WORK TO DO -
From the listing below, tally the lines that include "shortcut". Return only the total.

Entries from a dataset:
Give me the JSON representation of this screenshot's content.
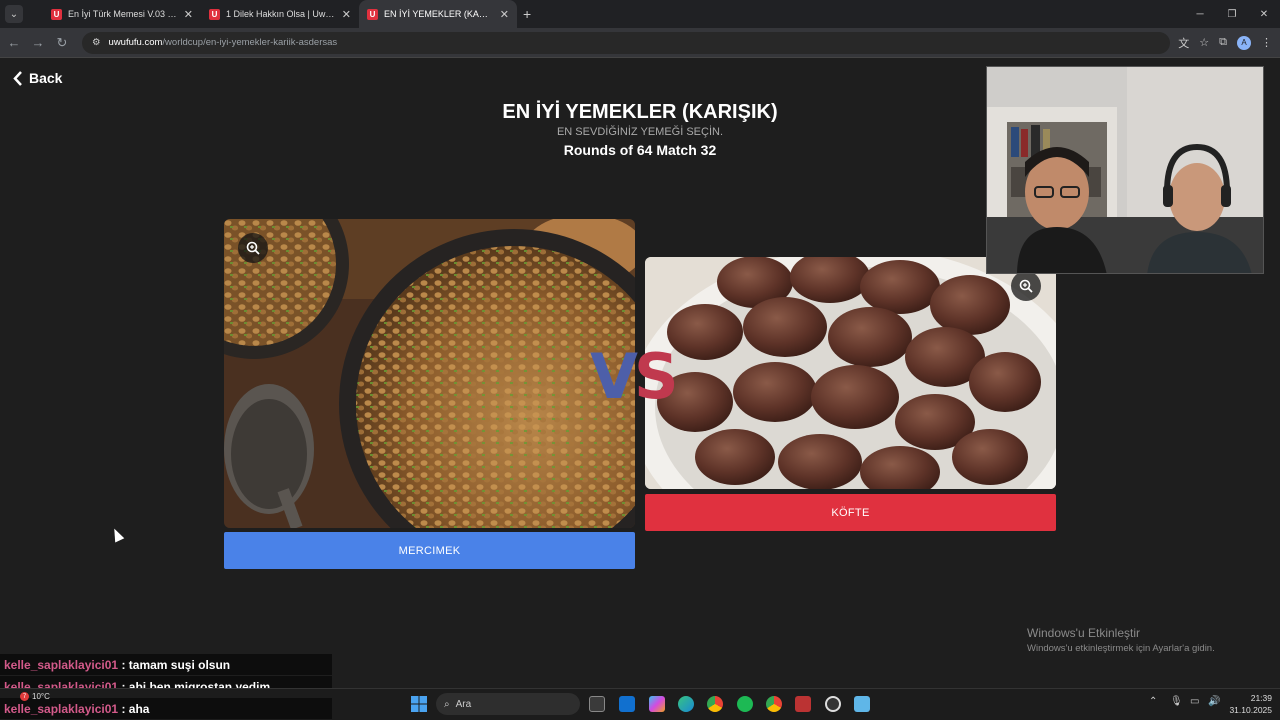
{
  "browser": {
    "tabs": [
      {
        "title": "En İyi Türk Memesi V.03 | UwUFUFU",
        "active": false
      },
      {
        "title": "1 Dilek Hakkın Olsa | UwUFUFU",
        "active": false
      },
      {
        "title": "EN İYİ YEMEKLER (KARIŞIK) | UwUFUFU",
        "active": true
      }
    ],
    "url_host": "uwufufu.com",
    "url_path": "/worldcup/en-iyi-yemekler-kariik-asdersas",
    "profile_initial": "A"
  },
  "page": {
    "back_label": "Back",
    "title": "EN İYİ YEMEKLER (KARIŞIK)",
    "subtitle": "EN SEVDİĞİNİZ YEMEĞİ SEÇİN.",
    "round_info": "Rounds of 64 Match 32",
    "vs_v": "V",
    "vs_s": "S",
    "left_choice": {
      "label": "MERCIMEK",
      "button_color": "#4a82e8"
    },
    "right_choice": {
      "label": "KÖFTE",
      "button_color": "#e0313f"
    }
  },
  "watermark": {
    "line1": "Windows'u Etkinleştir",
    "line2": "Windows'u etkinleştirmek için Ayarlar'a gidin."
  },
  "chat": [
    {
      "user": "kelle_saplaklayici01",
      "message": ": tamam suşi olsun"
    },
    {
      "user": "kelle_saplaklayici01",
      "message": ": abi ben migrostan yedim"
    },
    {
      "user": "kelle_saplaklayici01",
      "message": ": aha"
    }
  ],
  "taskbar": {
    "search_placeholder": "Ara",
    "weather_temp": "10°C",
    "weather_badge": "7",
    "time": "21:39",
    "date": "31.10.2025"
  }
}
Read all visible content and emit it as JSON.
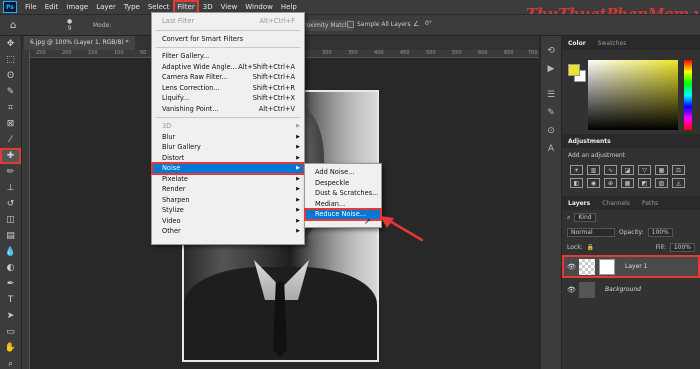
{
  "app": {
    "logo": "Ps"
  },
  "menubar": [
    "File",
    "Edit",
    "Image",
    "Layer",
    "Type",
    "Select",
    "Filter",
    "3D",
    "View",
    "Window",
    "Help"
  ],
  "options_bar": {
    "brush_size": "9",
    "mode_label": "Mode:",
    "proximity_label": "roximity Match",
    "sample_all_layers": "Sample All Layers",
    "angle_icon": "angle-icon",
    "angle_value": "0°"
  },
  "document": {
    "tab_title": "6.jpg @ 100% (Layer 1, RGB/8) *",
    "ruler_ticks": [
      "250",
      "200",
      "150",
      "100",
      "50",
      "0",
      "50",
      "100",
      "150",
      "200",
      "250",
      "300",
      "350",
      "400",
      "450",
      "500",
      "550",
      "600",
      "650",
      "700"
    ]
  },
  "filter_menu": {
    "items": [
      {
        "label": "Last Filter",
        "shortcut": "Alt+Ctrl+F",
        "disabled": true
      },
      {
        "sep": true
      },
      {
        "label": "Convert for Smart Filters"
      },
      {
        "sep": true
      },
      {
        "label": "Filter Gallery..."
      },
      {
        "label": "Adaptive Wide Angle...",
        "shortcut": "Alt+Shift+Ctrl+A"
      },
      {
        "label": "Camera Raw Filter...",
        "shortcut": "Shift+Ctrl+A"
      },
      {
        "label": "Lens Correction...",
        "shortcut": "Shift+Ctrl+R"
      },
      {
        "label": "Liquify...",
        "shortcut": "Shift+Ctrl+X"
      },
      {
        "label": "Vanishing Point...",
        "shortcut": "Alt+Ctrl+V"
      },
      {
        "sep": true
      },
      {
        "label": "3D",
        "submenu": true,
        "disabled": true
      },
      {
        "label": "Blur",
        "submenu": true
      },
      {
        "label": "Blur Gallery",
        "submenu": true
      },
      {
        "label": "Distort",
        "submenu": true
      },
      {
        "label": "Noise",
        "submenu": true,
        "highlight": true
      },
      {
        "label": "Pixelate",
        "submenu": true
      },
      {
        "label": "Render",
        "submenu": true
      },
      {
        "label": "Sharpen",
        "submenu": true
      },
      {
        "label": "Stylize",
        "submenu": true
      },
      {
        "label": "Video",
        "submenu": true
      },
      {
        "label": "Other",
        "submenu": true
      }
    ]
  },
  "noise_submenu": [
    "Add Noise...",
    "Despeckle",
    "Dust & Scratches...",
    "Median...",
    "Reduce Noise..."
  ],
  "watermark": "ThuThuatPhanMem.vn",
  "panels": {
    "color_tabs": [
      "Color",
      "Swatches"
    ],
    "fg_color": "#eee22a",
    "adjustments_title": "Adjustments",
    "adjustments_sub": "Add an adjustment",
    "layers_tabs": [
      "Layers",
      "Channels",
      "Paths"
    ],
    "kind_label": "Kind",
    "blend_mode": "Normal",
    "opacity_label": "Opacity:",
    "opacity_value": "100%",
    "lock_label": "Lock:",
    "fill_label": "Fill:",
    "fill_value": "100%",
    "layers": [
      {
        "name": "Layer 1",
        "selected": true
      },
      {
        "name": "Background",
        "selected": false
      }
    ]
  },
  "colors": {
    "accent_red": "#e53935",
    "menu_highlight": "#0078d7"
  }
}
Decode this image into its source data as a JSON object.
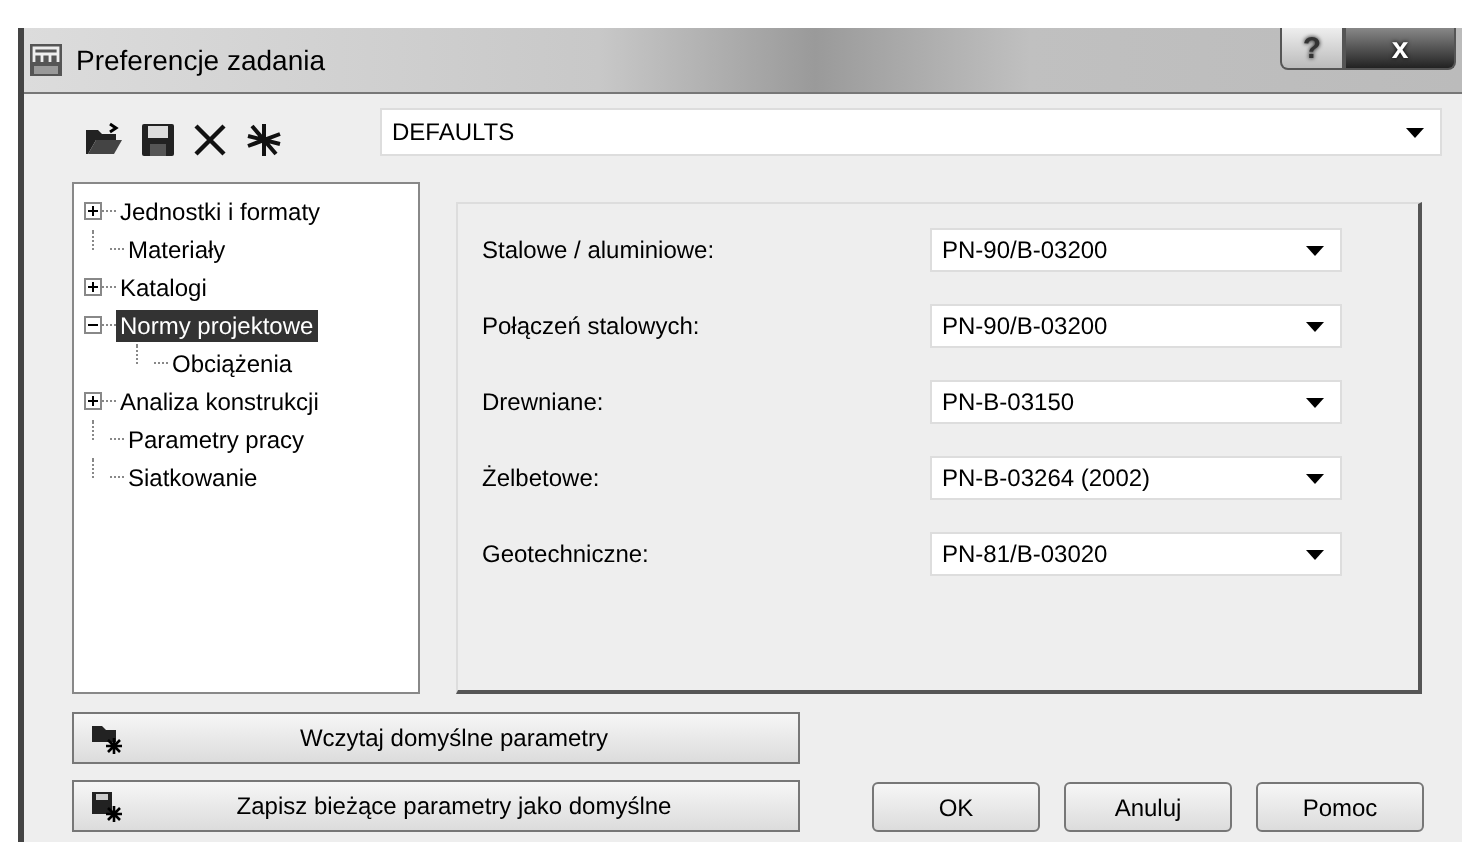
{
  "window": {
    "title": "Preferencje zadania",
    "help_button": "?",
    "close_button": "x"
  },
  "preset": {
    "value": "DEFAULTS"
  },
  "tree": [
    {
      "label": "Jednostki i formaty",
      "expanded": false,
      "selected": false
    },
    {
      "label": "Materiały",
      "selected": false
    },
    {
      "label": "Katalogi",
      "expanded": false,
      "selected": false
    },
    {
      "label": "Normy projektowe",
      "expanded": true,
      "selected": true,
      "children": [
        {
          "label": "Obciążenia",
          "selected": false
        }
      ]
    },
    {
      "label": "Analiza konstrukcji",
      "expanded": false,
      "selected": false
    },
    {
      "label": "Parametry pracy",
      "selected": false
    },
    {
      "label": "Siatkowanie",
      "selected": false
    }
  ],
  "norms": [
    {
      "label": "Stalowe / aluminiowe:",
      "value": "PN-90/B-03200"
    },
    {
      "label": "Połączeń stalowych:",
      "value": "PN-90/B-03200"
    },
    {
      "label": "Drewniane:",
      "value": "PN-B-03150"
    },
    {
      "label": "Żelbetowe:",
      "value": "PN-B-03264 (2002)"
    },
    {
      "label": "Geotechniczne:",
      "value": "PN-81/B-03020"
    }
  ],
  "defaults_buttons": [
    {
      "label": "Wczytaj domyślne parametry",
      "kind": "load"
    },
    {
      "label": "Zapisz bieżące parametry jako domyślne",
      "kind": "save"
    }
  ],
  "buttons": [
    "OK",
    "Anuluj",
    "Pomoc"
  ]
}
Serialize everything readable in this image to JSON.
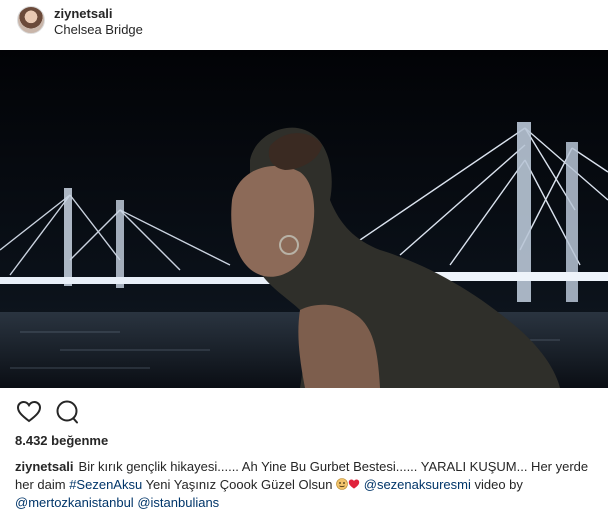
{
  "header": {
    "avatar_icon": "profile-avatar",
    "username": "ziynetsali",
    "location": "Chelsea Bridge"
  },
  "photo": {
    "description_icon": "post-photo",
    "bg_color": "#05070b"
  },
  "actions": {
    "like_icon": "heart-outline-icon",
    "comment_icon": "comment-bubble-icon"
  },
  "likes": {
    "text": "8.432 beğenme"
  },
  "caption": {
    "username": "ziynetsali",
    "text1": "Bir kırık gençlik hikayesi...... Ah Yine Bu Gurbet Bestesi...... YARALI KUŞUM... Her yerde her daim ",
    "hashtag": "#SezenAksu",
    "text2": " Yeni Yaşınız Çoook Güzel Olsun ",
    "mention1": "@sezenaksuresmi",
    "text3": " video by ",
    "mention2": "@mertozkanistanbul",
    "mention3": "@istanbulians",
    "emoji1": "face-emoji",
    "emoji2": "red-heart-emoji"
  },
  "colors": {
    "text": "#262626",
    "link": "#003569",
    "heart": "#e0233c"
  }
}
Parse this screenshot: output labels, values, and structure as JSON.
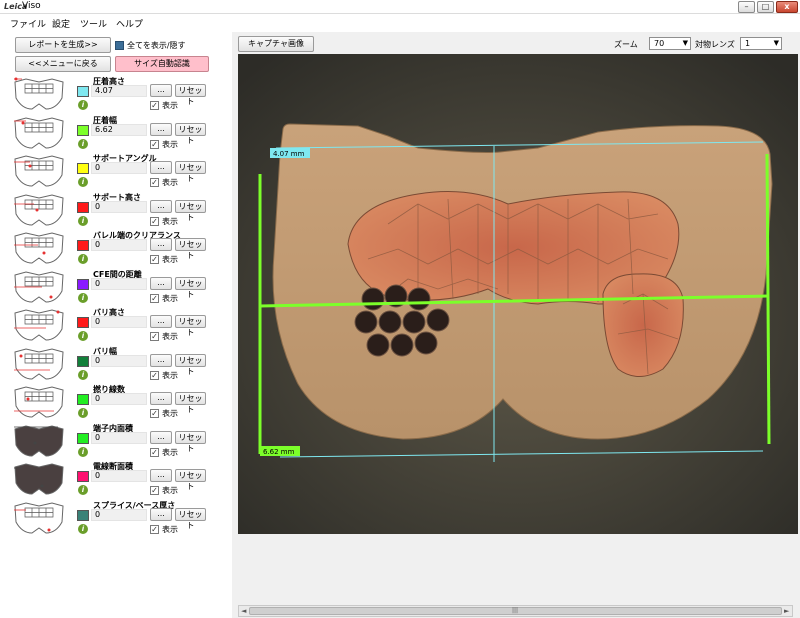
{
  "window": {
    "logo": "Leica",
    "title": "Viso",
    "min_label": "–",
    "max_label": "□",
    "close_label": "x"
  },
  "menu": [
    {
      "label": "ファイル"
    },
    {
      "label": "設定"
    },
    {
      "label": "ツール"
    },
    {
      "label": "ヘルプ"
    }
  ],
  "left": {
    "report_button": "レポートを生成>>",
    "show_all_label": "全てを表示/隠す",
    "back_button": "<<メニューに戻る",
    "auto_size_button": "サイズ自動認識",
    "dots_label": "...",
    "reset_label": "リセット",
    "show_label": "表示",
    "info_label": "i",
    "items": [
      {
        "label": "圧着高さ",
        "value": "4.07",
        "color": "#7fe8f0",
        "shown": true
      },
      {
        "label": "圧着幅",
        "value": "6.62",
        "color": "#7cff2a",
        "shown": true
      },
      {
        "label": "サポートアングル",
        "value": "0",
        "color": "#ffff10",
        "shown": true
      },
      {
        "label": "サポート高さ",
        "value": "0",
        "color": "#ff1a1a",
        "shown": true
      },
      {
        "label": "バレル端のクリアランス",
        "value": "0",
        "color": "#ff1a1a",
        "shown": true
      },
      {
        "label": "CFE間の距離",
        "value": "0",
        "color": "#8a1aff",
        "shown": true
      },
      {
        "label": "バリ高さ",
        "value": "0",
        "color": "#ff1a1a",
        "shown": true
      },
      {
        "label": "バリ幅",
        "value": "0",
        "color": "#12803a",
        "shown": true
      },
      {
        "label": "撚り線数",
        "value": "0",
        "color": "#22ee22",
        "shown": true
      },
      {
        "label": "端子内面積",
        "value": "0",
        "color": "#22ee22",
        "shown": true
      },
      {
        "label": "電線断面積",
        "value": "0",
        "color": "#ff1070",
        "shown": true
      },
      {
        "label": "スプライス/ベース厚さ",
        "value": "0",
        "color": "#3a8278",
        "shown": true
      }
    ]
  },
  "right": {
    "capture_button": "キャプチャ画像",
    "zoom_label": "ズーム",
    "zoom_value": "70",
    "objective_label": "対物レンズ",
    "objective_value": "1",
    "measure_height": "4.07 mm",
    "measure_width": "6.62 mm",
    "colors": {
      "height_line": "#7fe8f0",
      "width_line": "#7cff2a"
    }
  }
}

REPLY TO THE EXERCISE -
6